■ Цель задания
Пожалуйста, проверьте, согласуются ли с фрагментом документа утверждения (а), (б) и (в), и для каждого ответьте «да» или «нет», подкрепив ответ решающими словами фрагмента в точной цитате. (а) Протест в академии прозвучал, когда членам академии произносились назидания о секуляризме и лаицизме. (б) Карл Ясперс поступил на философский факультет. (в) Среди членов Парижской академии культур автор единственный православный.

■ Фрагмент документа
---

Я являюсь по случайности единственным русским, единственным православным и одним из очень немногих верующих членов Парижской академии культур (именно так, во множественном числе). Там господствует настроение секуляризма и лаицизма, и вот когда на эту тему произносились, так сказать, назидания членам академии, я заявил протест. Ну вы знаете, что во французском языке «лаицизм» — это даже еще резче, чем секуляризм, это теперешний синоним того, что в XIX веке называлось бы антиклерикализм, если не прямо-таки «dеchristianisation», как говорили во времена французской революции. Я встал и заявил протест: «Если бы имелись в виду „laicitе“ и „sеcularitе“ как реальное состояние современного общества, то я не заявлял бы никакого протеста, — но вы мне навязываете идеологию.

Лаицизм и секуляризм — это уже идеология. Я приехал из своей страны, где мы имели слишком неприятный опыт с навязыванием идеологии и т. д.» Вот я думаю, что мы должны отчетливо различать реальность, которую мы должны в определенном смысле уважать именно как реальность, которая не только что-то отнимает у нас сравнительно с предыдущими эпохами, но, несомненно, и что-то дает, мы не смеем закрывать глаза ни на что, чему она нас научает, даже если мы получаем «вместо мудрости опытность, // пресное, неутоляющее питье», как сказано у Ахматовой, если мы всего-навсего становимся опытнее и никак не мудрее — все равно мы не имеем права притворяться, что мы все еще в каком-то Граде Китеже. Мы должны быть — страшно сказать — учениками Христовыми вот здесь и сейчас, не где-то еще. Но что касается «измов» — то это совсем другой вопрос.

А теперь я перехожу, наконец, к богословию. Это слово я произношу не без некоторого трепета, и мне вспоминается, как один из замечательных философов нашего века, немецкий философ Карл Ясперс объясняет в своей автобиографии, почему он, твердо зная еще со школьной скамьи, что будет заниматься философией, не стал поступать на философский факультет. Ему казалось невозможным выговорить: «Я собираюсь поступить на философский факультет». Взрослые будут спрашивать: «Мальчик (или молодой человек), а кем ты, собственно, будешь?» — «Философом…» Платон, Аристотель, Кант, Гегель — а теперь вот я буду философом. Ну, вы понимаете, что к богословию все это относится по формуле «кольми паче». С другой стороны, в Первом послании апостола Петра мы читаем слова: «Будьте всегда готовы всякому, требующему у вас отчета в вашем уповании, дать ответ с кротостью и благоговением» (1Пет. 3:15).

---

■ Предоставленный перечень
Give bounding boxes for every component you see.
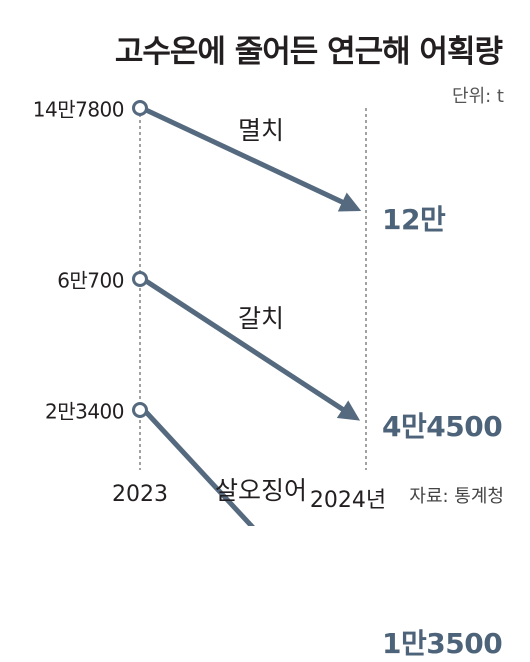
source-note: 자료: 통계청 xyxy=(409,486,504,507)
series-name-label: 멸치 xyxy=(237,115,285,145)
chart-title: 고수온에 줄어든 연근해 어획량 xyxy=(114,34,503,70)
start-value-label: 2만3400 xyxy=(44,399,125,424)
start-point xyxy=(132,100,148,116)
series-name-label: 살오징어 xyxy=(214,476,308,505)
series-arrow xyxy=(144,107,362,212)
start-value-label: 14만7800 xyxy=(32,97,125,122)
chart-canvas xyxy=(132,100,367,526)
x-tick-label: 2023 xyxy=(112,482,168,507)
series-arrow xyxy=(144,278,361,421)
series-arrow xyxy=(144,410,255,526)
x-tick-label: 2024년 xyxy=(309,488,387,513)
start-point xyxy=(132,271,148,287)
end-value-label: 4만4500 xyxy=(382,410,503,444)
chart: 고수온에 줄어든 연근해 어획량 단위: t 2023 2024년 14만7800 1… xyxy=(32,34,504,660)
unit-label: 단위: t xyxy=(452,86,504,107)
start-value-label: 6만700 xyxy=(57,268,124,293)
end-value-label: 1만3500 xyxy=(382,627,503,660)
start-point xyxy=(132,402,148,418)
end-value-label: 12만 xyxy=(382,202,446,236)
start-dots xyxy=(132,100,148,418)
series-name-label: 갈치 xyxy=(237,304,285,334)
series-arrows xyxy=(144,107,362,526)
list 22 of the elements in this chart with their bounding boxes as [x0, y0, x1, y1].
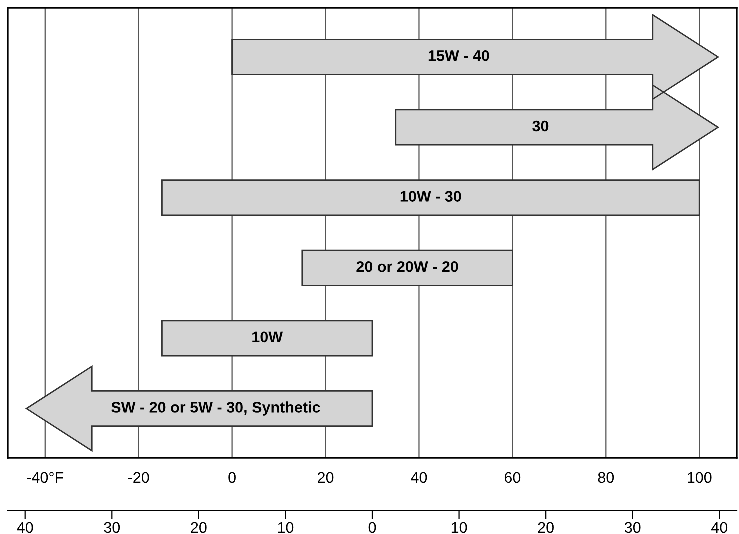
y-tick-label: 20 or 20W - 20 — [356, 261, 458, 272]
x2-tick-label: 20 — [538, 522, 554, 534]
x2-tick-label: 20 — [191, 522, 207, 534]
x-tick-label: 60 — [504, 472, 521, 484]
x-tick-label: 100 — [688, 472, 712, 484]
x-tick-label: 20 — [318, 472, 334, 484]
x2-tick-label: 0 — [368, 522, 376, 534]
y-tick-label: SW - 20 or 5W - 30, Synthetic — [112, 402, 320, 416]
x2-tick-label: 40 — [712, 522, 728, 534]
x-tick-label: 40 — [411, 472, 428, 484]
x-tick-label: -40°F — [27, 472, 64, 484]
x2-tick-label: 10 — [452, 522, 468, 534]
x-tick-label: 0 — [228, 472, 236, 484]
y-tick-label: 10W - 30 — [400, 191, 462, 202]
x-tick-label: -20 — [128, 472, 150, 484]
x2-tick-label: 30 — [104, 522, 120, 534]
x-tick-label: 80 — [598, 472, 614, 484]
x2-tick-label: 40 — [17, 522, 34, 534]
x2-tick-label: 10 — [278, 522, 294, 534]
y-tick-label: 15W - 40 — [428, 50, 490, 62]
x2-tick-label: 30 — [624, 522, 641, 534]
y-tick-label: 10W — [252, 332, 284, 343]
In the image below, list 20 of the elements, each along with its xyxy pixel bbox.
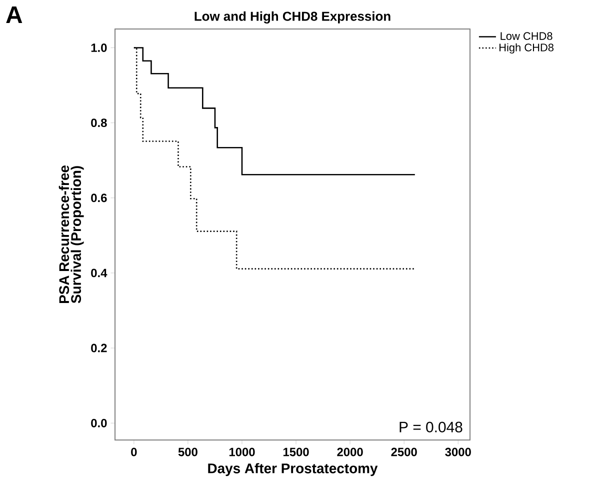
x-tick-label: 2000 bbox=[337, 448, 363, 456]
x-tick-label: 500 bbox=[178, 448, 198, 456]
y-tick-label: 0.4 bbox=[91, 268, 108, 278]
x-tick-label: 2500 bbox=[391, 448, 417, 456]
x-tick-label: 3000 bbox=[445, 448, 471, 456]
chart-title: Low and High CHD8 Expression bbox=[194, 11, 390, 24]
y-tick-label: 0.6 bbox=[91, 194, 107, 202]
y-axis-title: PSA Recurrence-free Survival (Proportion) bbox=[58, 165, 84, 304]
x-tick-label: 1500 bbox=[283, 448, 309, 456]
x-tick-label: 0 bbox=[131, 448, 137, 456]
y-tick-label: 1.0 bbox=[91, 44, 107, 52]
x-tick-label: 1000 bbox=[229, 448, 255, 456]
text: A bbox=[6, 6, 22, 23]
x-axis-title: Days After Prostatectomy bbox=[208, 463, 378, 476]
legend-label: High CHD8 bbox=[500, 43, 554, 54]
y-tick-label: 0.8 bbox=[91, 118, 107, 128]
annotation: P = 0.048 bbox=[400, 422, 462, 432]
legend-label: Low CHD8 bbox=[500, 32, 552, 40]
y-tick-label: 0.0 bbox=[91, 418, 107, 428]
y-tick-label: 0.2 bbox=[91, 344, 107, 352]
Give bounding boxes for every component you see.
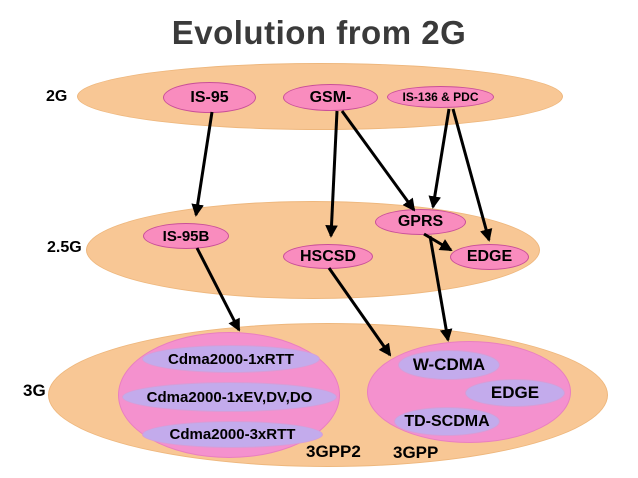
- generation-label-3g: 3G: [23, 381, 46, 400]
- group-label-3gpp: 3GPP: [393, 443, 439, 462]
- generation-label-2-5g: 2.5G: [47, 239, 82, 256]
- node-gsm: GSM-: [283, 84, 378, 111]
- node-hscsd: HSCSD: [283, 244, 373, 269]
- node-is-95b: IS-95B: [143, 223, 229, 249]
- node-is-136-pdc: IS-136 & PDC: [387, 86, 494, 108]
- group-label-3gpp2: 3GPP2: [306, 442, 361, 461]
- generation-label-2g: 2G: [46, 88, 68, 105]
- node-td-scdma: TD-SCDMA: [394, 407, 500, 436]
- slide-title: Evolution from 2G: [171, 14, 467, 51]
- node-cdma2000-3xrtt: Cdma2000-3xRTT: [142, 421, 323, 448]
- arrow-is95-to-is95b: [191, 111, 214, 217]
- node-is-95: IS-95: [163, 82, 256, 113]
- node-edge-3g: EDGE: [465, 379, 565, 407]
- node-gprs: GPRS: [375, 209, 466, 235]
- node-w-cdma: W-CDMA: [398, 350, 500, 380]
- node-edge-2-5g: EDGE: [450, 244, 529, 270]
- node-cdma2000-1xev-dv-do: Cdma2000-1xEV,DV,DO: [122, 382, 337, 412]
- node-cdma2000-1xrtt: Cdma2000-1xRTT: [142, 345, 320, 373]
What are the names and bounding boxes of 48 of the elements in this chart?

---

■ Ответ к задаче
(а) Да: «вот когда на эту тему произносились, так сказать, назидания членам академии, я заявил протест».
(б) Нет: «не стал поступать на философский факультет».
(в) Да: «Я являюсь по случайности единственным русским, единственным православным».